- **PROBLEM TO SOLVE**
Extract every line of the material below and reproduce it faithfully.
PROVIDED DATA start
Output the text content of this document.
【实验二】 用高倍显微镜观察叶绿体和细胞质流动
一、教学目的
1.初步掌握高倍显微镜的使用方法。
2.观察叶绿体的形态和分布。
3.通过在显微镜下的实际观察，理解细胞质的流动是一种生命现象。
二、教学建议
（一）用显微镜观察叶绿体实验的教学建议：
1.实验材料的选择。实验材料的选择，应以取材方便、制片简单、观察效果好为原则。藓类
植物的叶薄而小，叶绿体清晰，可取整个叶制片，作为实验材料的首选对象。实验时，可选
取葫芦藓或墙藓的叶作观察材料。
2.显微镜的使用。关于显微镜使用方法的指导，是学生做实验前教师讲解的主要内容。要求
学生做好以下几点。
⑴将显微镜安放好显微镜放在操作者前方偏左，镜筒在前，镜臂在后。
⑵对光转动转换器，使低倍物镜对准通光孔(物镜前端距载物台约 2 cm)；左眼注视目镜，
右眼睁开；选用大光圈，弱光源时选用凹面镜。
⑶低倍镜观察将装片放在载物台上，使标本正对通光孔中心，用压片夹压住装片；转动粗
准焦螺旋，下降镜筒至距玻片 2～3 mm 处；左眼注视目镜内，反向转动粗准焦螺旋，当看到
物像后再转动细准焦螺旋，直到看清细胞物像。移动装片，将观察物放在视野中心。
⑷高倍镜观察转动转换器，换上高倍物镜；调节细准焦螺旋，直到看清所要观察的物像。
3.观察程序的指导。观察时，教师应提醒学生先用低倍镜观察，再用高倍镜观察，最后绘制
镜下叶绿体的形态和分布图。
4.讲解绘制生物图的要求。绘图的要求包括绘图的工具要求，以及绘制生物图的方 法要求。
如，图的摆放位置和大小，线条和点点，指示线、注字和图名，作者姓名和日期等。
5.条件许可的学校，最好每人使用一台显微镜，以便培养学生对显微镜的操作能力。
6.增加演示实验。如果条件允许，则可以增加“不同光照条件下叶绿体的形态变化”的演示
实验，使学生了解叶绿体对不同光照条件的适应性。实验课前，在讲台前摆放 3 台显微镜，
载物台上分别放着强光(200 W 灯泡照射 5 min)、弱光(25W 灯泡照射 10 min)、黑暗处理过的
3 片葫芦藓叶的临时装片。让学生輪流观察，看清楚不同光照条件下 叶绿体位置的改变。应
PROVIDED DATA end
- **REPLY TO THE TASK**
Output the text content of this document.
【实验二】 用高倍显微镜观察叶绿体和细胞质流动
一、教学目的
1.初步掌握高倍显微镜的使用方法。
2.观察叶绿体的形态和分布。
3.通过在显微镜下的实际观察，理解细胞质的流动是一种生命现象。
二、教学建议
（一）用显微镜观察叶绿体实验的教学建议：
1.实验材料的选择。实验材料的选择，应以取材方便、制片简单、观察效果好为原则。藓类
植物的叶薄而小，叶绿体清晰，可取整个叶制片，作为实验材料的首选对象。实验时，可选
取葫芦藓或墙藓的叶作观察材料。
2.显微镜的使用。关于显微镜使用方法的指导，是学生做实验前教师讲解的主要内容。要求
学生做好以下几点。
⑴将显微镜安放好显微镜放在操作者前方偏左，镜筒在前，镜臂在后。
⑵对光转动转换器，使低倍物镜对准通光孔(物镜前端距载物台约 2 cm)；左眼注视目镜，
右眼睁开；选用大光圈，弱光源时选用凹面镜。
⑶低倍镜观察将装片放在载物台上，使标本正对通光孔中心，用压片夹压住装片；转动粗
准焦螺旋，下降镜筒至距玻片 2～3 mm 处；左眼注视目镜内，反向转动粗准焦螺旋，当看到
物像后再转动细准焦螺旋，直到看清细胞物像。移动装片，将观察物放在视野中心。
⑷高倍镜观察转动转换器，换上高倍物镜；调节细准焦螺旋，直到看清所要观察的物像。
3.观察程序的指导。观察时，教师应提醒学生先用低倍镜观察，再用高倍镜观察，最后绘制
镜下叶绿体的形态和分布图。
4.讲解绘制生物图的要求。绘图的要求包括绘图的工具要求，以及绘制生物图的方 法要求。
如，图的摆放位置和大小，线条和点点，指示线、注字和图名，作者姓名和日期等。
5.条件许可的学校，最好每人使用一台显微镜，以便培养学生对显微镜的操作能力。
6.增加演示实验。如果条件允许，则可以增加“不同光照条件下叶绿体的形态变化”的演示
实验，使学生了解叶绿体对不同光照条件的适应性。实验课前，在讲台前摆放 3 台显微镜，
载物台上分别放着强光(200 W 灯泡照射 5 min)、弱光(25W 灯泡照射 10 min)、黑暗处理过的
3 片葫芦藓叶的临时装片。让学生輪流观察，看清楚不同光照条件下 叶绿体位置的改变。应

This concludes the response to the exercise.